Scan the following material for the string "only" and copy each line in which it appears.

----------------

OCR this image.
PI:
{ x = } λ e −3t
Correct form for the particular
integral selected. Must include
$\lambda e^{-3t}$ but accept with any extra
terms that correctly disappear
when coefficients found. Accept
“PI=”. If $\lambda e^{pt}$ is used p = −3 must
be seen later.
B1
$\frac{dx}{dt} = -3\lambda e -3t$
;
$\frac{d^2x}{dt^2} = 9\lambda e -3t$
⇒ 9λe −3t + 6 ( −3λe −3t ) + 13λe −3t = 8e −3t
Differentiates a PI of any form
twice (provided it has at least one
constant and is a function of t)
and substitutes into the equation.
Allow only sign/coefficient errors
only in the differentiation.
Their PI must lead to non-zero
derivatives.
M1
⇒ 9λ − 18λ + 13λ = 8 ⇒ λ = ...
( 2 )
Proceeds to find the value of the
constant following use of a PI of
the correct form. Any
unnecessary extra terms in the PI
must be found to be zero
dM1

----------------

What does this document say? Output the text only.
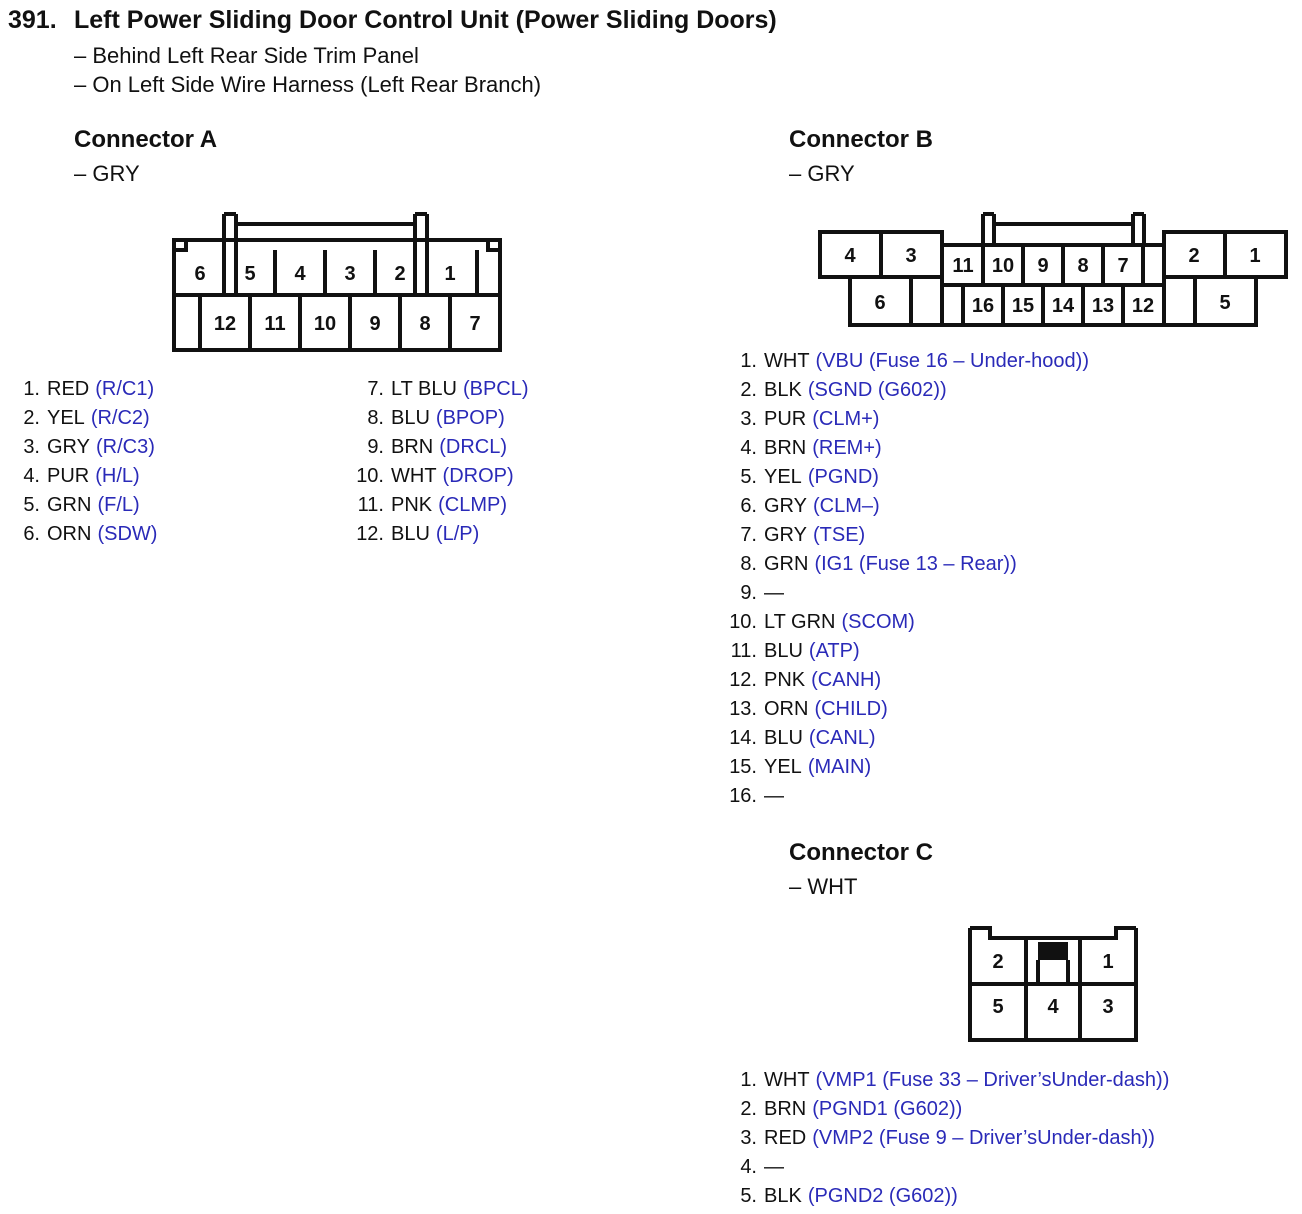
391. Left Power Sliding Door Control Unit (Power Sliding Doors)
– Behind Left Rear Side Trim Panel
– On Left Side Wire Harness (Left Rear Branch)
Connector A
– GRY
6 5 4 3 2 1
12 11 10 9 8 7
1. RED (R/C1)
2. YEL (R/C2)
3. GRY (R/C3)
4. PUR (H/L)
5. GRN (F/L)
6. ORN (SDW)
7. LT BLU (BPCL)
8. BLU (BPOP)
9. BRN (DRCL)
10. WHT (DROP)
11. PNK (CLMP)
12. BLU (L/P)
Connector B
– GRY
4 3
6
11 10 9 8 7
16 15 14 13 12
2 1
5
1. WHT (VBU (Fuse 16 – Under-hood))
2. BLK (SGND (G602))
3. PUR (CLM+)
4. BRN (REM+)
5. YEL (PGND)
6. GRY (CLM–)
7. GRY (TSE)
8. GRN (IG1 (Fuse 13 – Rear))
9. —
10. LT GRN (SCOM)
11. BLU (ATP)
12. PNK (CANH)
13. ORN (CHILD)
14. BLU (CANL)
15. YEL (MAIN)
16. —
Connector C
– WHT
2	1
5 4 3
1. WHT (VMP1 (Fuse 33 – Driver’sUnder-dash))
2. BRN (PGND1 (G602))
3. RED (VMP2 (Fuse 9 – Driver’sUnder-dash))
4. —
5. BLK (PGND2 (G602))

----------------

## Written answer
Allow only sign/coefficient errors
only in the differentiation.
What does this document say? Output the text only.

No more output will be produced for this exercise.